Data records:
--
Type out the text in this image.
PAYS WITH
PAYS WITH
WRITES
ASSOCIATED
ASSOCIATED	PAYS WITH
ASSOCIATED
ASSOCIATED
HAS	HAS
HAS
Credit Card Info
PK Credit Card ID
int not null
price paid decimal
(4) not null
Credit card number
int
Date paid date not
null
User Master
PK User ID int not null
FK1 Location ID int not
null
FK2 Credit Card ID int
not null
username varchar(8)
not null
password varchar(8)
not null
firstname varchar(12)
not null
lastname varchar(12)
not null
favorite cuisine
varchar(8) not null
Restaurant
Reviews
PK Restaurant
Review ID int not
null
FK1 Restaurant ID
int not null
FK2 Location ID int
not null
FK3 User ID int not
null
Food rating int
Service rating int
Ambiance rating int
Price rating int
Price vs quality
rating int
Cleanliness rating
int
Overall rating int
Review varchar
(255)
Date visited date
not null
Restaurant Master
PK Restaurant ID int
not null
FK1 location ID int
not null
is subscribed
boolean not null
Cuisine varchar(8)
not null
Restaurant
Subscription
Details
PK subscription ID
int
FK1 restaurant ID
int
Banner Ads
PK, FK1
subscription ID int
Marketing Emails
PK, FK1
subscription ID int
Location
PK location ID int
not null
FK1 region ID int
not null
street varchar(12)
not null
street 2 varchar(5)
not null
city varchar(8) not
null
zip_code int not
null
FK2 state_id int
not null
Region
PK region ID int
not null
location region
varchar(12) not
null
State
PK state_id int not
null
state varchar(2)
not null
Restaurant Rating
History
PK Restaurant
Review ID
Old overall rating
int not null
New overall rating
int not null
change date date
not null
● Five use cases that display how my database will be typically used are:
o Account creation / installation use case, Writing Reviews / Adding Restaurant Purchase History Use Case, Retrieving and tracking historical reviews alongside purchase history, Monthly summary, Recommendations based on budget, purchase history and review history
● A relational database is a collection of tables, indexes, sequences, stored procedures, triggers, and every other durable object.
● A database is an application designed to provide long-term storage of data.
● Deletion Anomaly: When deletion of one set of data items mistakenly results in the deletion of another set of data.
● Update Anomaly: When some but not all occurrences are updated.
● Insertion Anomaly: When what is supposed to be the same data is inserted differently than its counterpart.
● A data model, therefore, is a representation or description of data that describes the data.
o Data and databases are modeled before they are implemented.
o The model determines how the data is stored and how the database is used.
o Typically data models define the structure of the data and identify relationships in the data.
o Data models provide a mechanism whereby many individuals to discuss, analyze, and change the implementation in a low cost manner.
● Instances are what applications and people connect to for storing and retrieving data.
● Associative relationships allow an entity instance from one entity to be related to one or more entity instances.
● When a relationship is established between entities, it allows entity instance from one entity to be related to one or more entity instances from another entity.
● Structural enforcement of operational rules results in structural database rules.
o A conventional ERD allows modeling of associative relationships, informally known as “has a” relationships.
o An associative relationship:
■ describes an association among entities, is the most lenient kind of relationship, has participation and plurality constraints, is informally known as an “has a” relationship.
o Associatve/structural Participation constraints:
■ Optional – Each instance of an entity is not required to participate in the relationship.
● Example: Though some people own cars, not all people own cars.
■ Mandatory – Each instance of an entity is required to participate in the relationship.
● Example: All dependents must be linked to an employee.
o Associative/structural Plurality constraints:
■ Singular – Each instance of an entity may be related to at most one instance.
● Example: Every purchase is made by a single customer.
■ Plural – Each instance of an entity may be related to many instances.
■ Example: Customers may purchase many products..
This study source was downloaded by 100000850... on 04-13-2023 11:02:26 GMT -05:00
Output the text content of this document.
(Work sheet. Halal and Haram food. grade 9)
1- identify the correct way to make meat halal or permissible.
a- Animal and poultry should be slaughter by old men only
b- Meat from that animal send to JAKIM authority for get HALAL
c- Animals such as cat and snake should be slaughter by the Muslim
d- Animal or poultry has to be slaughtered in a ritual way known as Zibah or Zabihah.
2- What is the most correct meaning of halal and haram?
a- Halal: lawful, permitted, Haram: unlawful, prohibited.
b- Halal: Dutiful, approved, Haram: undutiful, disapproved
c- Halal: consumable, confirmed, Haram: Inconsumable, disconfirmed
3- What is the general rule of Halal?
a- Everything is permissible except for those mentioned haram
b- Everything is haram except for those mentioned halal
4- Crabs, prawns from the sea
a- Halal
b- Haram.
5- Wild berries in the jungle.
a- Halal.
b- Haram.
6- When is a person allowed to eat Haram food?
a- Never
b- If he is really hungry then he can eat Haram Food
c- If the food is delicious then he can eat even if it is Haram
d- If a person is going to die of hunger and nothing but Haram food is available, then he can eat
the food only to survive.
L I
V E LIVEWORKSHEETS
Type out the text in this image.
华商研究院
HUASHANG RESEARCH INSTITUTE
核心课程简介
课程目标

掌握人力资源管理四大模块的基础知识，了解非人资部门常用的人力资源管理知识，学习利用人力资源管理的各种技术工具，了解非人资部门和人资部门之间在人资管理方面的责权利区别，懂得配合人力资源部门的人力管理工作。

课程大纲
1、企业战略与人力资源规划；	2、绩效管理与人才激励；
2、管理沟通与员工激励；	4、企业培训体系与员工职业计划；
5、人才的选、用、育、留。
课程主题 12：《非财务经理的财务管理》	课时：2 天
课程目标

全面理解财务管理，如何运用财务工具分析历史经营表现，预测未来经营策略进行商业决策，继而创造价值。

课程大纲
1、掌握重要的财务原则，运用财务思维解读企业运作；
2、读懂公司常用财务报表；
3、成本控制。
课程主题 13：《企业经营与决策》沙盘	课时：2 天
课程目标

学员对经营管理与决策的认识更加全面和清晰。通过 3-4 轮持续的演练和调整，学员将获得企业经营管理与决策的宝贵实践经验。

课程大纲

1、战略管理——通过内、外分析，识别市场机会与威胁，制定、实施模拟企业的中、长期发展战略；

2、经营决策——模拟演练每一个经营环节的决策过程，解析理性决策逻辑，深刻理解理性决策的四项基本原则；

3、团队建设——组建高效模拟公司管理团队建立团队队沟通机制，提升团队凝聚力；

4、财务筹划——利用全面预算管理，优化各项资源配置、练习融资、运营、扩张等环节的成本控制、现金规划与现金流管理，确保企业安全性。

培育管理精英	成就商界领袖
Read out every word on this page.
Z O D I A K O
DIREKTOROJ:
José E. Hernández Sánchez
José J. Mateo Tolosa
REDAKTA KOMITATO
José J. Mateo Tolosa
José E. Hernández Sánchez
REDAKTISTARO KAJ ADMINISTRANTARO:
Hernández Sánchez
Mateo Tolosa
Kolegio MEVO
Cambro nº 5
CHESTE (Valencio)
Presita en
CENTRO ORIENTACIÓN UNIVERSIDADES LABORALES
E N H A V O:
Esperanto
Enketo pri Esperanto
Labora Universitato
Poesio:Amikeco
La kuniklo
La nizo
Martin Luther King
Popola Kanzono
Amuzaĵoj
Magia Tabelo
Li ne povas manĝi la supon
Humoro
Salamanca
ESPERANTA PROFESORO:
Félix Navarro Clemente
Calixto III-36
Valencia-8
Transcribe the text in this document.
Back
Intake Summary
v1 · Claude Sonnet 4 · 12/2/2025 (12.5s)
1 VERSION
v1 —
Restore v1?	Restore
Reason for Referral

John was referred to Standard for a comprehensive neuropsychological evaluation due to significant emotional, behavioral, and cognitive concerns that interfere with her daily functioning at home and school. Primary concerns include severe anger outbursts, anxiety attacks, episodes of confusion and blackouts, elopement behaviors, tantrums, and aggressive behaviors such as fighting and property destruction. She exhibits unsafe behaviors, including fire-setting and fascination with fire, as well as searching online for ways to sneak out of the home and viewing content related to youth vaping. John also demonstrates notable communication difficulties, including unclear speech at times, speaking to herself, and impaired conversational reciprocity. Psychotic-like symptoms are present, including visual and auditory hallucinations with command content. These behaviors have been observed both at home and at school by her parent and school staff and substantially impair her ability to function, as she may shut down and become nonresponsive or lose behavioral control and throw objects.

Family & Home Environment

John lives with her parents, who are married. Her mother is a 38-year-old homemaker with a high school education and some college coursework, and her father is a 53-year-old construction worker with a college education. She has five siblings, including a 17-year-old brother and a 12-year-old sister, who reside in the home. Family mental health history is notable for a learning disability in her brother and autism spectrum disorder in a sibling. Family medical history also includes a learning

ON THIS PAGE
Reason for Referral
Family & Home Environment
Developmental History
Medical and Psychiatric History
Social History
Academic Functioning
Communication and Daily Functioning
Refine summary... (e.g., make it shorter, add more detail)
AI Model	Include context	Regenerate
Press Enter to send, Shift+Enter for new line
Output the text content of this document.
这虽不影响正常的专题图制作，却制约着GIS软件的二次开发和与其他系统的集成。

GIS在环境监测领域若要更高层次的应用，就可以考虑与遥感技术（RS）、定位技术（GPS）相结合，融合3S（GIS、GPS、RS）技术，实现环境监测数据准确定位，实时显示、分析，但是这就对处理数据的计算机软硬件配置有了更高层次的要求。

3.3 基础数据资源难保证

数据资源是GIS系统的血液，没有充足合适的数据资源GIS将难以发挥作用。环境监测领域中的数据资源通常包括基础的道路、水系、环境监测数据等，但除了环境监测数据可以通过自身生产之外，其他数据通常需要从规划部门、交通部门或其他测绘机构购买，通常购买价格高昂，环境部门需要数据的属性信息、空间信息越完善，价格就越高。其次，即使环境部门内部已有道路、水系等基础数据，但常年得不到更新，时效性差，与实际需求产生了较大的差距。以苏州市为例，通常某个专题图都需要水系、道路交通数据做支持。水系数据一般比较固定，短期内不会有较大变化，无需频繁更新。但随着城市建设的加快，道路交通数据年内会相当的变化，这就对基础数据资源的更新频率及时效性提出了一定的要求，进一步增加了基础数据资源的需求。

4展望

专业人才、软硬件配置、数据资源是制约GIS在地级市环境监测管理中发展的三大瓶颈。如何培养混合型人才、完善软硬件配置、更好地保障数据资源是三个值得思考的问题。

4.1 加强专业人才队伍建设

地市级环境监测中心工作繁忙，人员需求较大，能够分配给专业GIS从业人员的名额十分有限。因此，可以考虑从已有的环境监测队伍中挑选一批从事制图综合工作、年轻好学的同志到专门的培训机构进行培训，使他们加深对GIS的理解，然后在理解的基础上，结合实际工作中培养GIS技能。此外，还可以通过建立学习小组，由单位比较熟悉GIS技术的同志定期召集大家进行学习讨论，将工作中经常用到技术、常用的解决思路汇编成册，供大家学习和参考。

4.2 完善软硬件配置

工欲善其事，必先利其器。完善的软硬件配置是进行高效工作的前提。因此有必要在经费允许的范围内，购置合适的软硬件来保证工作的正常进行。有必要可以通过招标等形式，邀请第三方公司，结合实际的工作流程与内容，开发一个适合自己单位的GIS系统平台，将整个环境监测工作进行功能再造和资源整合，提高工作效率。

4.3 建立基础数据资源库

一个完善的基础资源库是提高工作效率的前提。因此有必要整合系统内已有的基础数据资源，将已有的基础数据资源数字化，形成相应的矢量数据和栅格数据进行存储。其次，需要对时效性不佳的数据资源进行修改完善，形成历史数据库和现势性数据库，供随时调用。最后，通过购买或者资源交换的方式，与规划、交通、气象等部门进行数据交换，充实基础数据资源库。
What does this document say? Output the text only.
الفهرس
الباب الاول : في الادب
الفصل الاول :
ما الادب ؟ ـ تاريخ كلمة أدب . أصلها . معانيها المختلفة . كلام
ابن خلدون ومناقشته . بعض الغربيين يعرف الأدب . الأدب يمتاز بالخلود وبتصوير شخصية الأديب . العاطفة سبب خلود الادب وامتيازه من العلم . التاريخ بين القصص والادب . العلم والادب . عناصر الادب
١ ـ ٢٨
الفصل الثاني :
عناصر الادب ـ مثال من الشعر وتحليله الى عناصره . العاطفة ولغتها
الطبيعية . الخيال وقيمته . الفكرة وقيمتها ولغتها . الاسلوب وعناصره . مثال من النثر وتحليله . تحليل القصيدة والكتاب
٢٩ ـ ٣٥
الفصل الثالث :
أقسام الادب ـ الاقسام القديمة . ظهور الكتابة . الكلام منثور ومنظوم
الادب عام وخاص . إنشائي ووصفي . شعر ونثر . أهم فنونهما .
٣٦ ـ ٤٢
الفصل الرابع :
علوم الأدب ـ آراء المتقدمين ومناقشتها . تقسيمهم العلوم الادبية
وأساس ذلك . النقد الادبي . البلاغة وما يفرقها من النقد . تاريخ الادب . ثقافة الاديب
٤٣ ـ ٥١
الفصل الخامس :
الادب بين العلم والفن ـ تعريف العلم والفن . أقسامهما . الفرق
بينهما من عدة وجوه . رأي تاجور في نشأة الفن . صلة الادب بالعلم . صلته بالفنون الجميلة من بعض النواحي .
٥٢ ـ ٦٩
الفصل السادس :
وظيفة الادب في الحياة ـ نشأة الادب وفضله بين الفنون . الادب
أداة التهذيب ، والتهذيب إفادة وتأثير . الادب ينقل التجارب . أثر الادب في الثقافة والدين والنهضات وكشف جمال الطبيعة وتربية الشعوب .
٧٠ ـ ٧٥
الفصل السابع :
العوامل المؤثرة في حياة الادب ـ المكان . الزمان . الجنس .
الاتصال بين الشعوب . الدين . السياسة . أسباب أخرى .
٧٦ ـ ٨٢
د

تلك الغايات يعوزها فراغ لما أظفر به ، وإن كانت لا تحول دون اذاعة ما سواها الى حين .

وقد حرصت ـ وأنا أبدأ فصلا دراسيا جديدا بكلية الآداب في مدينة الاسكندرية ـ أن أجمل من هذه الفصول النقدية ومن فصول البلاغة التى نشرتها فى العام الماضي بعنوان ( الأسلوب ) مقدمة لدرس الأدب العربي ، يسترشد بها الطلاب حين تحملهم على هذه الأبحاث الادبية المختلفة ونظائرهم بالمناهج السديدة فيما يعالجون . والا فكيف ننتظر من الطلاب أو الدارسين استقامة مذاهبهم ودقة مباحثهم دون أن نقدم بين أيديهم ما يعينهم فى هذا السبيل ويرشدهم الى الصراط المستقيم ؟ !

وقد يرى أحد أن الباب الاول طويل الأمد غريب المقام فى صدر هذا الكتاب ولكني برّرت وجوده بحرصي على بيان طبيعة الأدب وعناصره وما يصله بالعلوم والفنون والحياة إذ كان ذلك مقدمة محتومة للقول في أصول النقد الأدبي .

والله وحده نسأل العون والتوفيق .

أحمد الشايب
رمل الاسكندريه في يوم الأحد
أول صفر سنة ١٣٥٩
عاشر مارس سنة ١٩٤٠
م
--
## Exercise
Within the data above, count the lines that contain the string "مثال"; the reply is the number alone.

## Solution
2